■ Exercise goal:
Each entry below should be returned exactly as is, with the pictures removed.

[Collection entries]
::::
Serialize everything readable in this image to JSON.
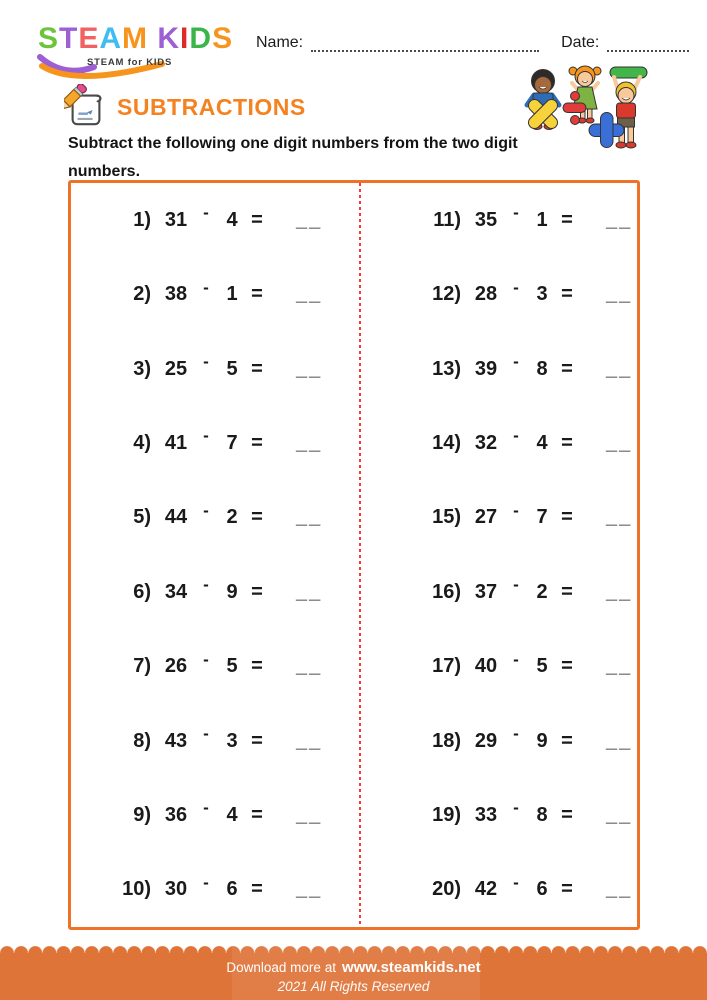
{
  "logo": {
    "letters": [
      {
        "ch": "S",
        "color": "#6CC43C"
      },
      {
        "ch": "T",
        "color": "#9C5FD4"
      },
      {
        "ch": "E",
        "color": "#F26161"
      },
      {
        "ch": "A",
        "color": "#3FBDF2"
      },
      {
        "ch": "M",
        "color": "#F7941D"
      },
      {
        "ch": " ",
        "color": "#000000"
      },
      {
        "ch": "K",
        "color": "#9C5FD4"
      },
      {
        "ch": "I",
        "color": "#DE2A2A"
      },
      {
        "ch": "D",
        "color": "#3BB54A"
      },
      {
        "ch": "S",
        "color": "#F7941D"
      }
    ],
    "tagline": "STEAM for KIDS"
  },
  "fields": {
    "name_label": "Name:",
    "date_label": "Date:",
    "name_value": "",
    "date_value": ""
  },
  "title": {
    "heading": "SUBTRACTIONS",
    "accent_color": "#F58220"
  },
  "instruction": "Subtract the following one digit numbers from the two digit numbers.",
  "illustration": {
    "description": "three kids holding math symbols",
    "symbol_colors": {
      "multiply": "#F8D23A",
      "divide": "#E23B3B",
      "plus": "#3A6FD8",
      "minus": "#43B649"
    }
  },
  "worksheet": {
    "minus_sign": "-",
    "equals_sign": "=",
    "answer_blank": "__",
    "border_color": "#EE7328",
    "divider_color": "#F23B3B",
    "columns": [
      {
        "problems": [
          {
            "label": "1)",
            "minuend": "31",
            "subtrahend": "4"
          },
          {
            "label": "2)",
            "minuend": "38",
            "subtrahend": "1"
          },
          {
            "label": "3)",
            "minuend": "25",
            "subtrahend": "5"
          },
          {
            "label": "4)",
            "minuend": "41",
            "subtrahend": "7"
          },
          {
            "label": "5)",
            "minuend": "44",
            "subtrahend": "2"
          },
          {
            "label": "6)",
            "minuend": "34",
            "subtrahend": "9"
          },
          {
            "label": "7)",
            "minuend": "26",
            "subtrahend": "5"
          },
          {
            "label": "8)",
            "minuend": "43",
            "subtrahend": "3"
          },
          {
            "label": "9)",
            "minuend": "36",
            "subtrahend": "4"
          },
          {
            "label": "10)",
            "minuend": "30",
            "subtrahend": "6"
          }
        ]
      },
      {
        "problems": [
          {
            "label": "11)",
            "minuend": "35",
            "subtrahend": "1"
          },
          {
            "label": "12)",
            "minuend": "28",
            "subtrahend": "3"
          },
          {
            "label": "13)",
            "minuend": "39",
            "subtrahend": "8"
          },
          {
            "label": "14)",
            "minuend": "32",
            "subtrahend": "4"
          },
          {
            "label": "15)",
            "minuend": "27",
            "subtrahend": "7"
          },
          {
            "label": "16)",
            "minuend": "37",
            "subtrahend": "2"
          },
          {
            "label": "17)",
            "minuend": "40",
            "subtrahend": "5"
          },
          {
            "label": "18)",
            "minuend": "29",
            "subtrahend": "9"
          },
          {
            "label": "19)",
            "minuend": "33",
            "subtrahend": "8"
          },
          {
            "label": "20)",
            "minuend": "42",
            "subtrahend": "6"
          }
        ]
      }
    ]
  },
  "footer": {
    "download_prefix": "Download more at",
    "site": "www.steamkids.net",
    "rights": "2021 All Rights Reserved",
    "band_color": "#DF7438"
  }
}
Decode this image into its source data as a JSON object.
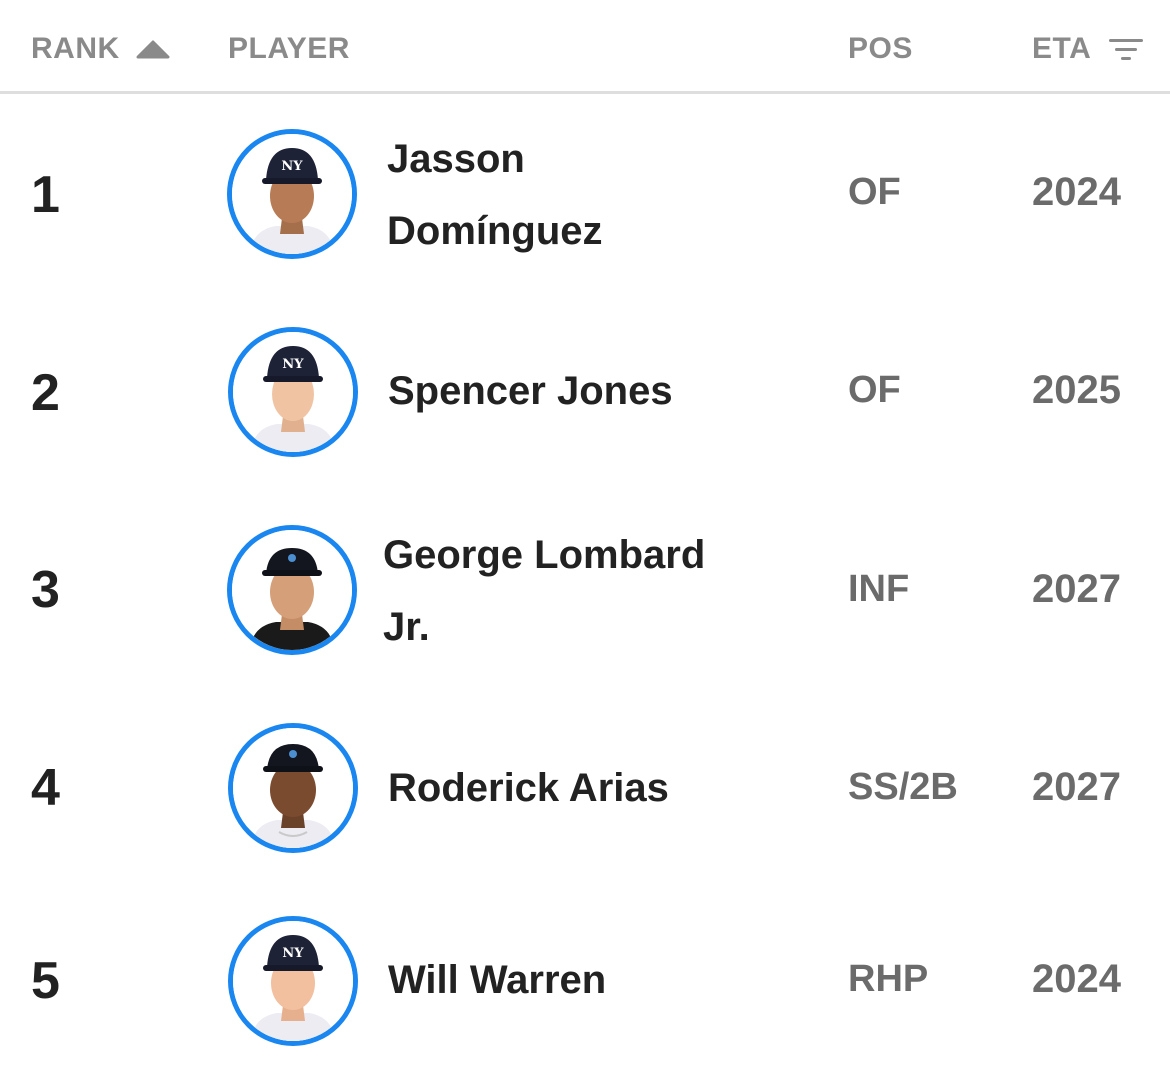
{
  "header": {
    "rank_label": "RANK",
    "rank_sort_icon": "sort-ascending-icon",
    "player_label": "PLAYER",
    "pos_label": "POS",
    "eta_label": "ETA",
    "eta_filter_icon": "filter-icon"
  },
  "colors": {
    "avatar_ring": "#1a86f0",
    "header_text": "#8a8a8a",
    "value_text": "#6b6b6b",
    "name_text": "#222222"
  },
  "players": [
    {
      "rank": "1",
      "name_line1": "Jasson",
      "name_line2": "Domínguez",
      "pos": "OF",
      "eta": "2024"
    },
    {
      "rank": "2",
      "name_line1": "Spencer Jones",
      "name_line2": "",
      "pos": "OF",
      "eta": "2025"
    },
    {
      "rank": "3",
      "name_line1": "George Lombard",
      "name_line2": "Jr.",
      "pos": "INF",
      "eta": "2027"
    },
    {
      "rank": "4",
      "name_line1": "Roderick Arias",
      "name_line2": "",
      "pos": "SS/2B",
      "eta": "2027"
    },
    {
      "rank": "5",
      "name_line1": "Will Warren",
      "name_line2": "",
      "pos": "RHP",
      "eta": "2024"
    }
  ]
}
::::
■ Written response:
Serialize everything readable in this image to JSON.
{
  "logo": {
    "letters": [
      {
        "ch": "S",
        "color": "#6CC43C"
      },
      {
        "ch": "T",
        "color": "#9C5FD4"
      },
      {
        "ch": "E",
        "color": "#F26161"
      },
      {
        "ch": "A",
        "color": "#3FBDF2"
      },
      {
        "ch": "M",
        "color": "#F7941D"
      },
      {
        "ch": " ",
        "color": "#000000"
      },
      {
        "ch": "K",
        "color": "#9C5FD4"
      },
      {
        "ch": "I",
        "color": "#DE2A2A"
      },
      {
        "ch": "D",
        "color": "#3BB54A"
      },
      {
        "ch": "S",
        "color": "#F7941D"
      }
    ],
    "tagline": "STEAM for KIDS"
  },
  "fields": {
    "name_label": "Name:",
    "date_label": "Date:",
    "name_value": "",
    "date_value": ""
  },
  "title": {
    "heading": "SUBTRACTIONS",
    "accent_color": "#F58220"
  },
  "instruction": "Subtract the following one digit numbers from the two digit numbers.",
  "illustration": {
    "description": "three kids holding math symbols",
    "symbol_colors": {
      "multiply": "#F8D23A",
      "divide": "#E23B3B",
      "plus": "#3A6FD8",
      "minus": "#43B649"
    }
  },
  "worksheet": {
    "minus_sign": "-",
    "equals_sign": "=",
    "answer_blank": "__",
    "border_color": "#EE7328",
    "divider_color": "#F23B3B",
    "columns": [
      {
        "problems": [
          {
            "label": "1)",
            "minuend": "31",
            "subtrahend": "4"
          },
          {
            "label": "2)",
            "minuend": "38",
            "subtrahend": "1"
          },
          {
            "label": "3)",
            "minuend": "25",
            "subtrahend": "5"
          },
          {
            "label": "4)",
            "minuend": "41",
            "subtrahend": "7"
          },
          {
            "label": "5)",
            "minuend": "44",
            "subtrahend": "2"
          },
          {
            "label": "6)",
            "minuend": "34",
            "subtrahend": "9"
          },
          {
            "label": "7)",
            "minuend": "26",
            "subtrahend": "5"
          },
          {
            "label": "8)",
            "minuend": "43",
            "subtrahend": "3"
          },
          {
            "label": "9)",
            "minuend": "36",
            "subtrahend": "4"
          },
          {
            "label": "10)",
            "minuend": "30",
            "subtrahend": "6"
          }
        ]
      },
      {
        "problems": [
          {
            "label": "11)",
            "minuend": "35",
            "subtrahend": "1"
          },
          {
            "label": "12)",
            "minuend": "28",
            "subtrahend": "3"
          },
          {
            "label": "13)",
            "minuend": "39",
            "subtrahend": "8"
          },
          {
            "label": "14)",
            "minuend": "32",
            "subtrahend": "4"
          },
          {
            "label": "15)",
            "minuend": "27",
            "subtrahend": "7"
          },
          {
            "label": "16)",
            "minuend": "37",
            "subtrahend": "2"
          },
          {
            "label": "17)",
            "minuend": "40",
            "subtrahend": "5"
          },
          {
            "label": "18)",
            "minuend": "29",
            "subtrahend": "9"
          },
          {
            "label": "19)",
            "minuend": "33",
            "subtrahend": "8"
          },
          {
            "label": "20)",
            "minuend": "42",
            "subtrahend": "6"
          }
        ]
      }
    ]
  },
  "footer": {
    "download_prefix": "Download more at",
    "site": "www.steamkids.net",
    "rights": "2021 All Rights Reserved",
    "band_color": "#DF7438"
  }
}
Decode this image into its source data as a JSON object.
{
  "header": {
    "rank_label": "RANK",
    "rank_sort_icon": "sort-ascending-icon",
    "player_label": "PLAYER",
    "pos_label": "POS",
    "eta_label": "ETA",
    "eta_filter_icon": "filter-icon"
  },
  "colors": {
    "avatar_ring": "#1a86f0",
    "header_text": "#8a8a8a",
    "value_text": "#6b6b6b",
    "name_text": "#222222"
  },
  "players": [
    {
      "rank": "1",
      "name_line1": "Jasson",
      "name_line2": "Domínguez",
      "pos": "OF",
      "eta": "2024"
    },
    {
      "rank": "2",
      "name_line1": "Spencer Jones",
      "name_line2": "",
      "pos": "OF",
      "eta": "2025"
    },
    {
      "rank": "3",
      "name_line1": "George Lombard",
      "name_line2": "Jr.",
      "pos": "INF",
      "eta": "2027"
    },
    {
      "rank": "4",
      "name_line1": "Roderick Arias",
      "name_line2": "",
      "pos": "SS/2B",
      "eta": "2027"
    },
    {
      "rank": "5",
      "name_line1": "Will Warren",
      "name_line2": "",
      "pos": "RHP",
      "eta": "2024"
    }
  ]
}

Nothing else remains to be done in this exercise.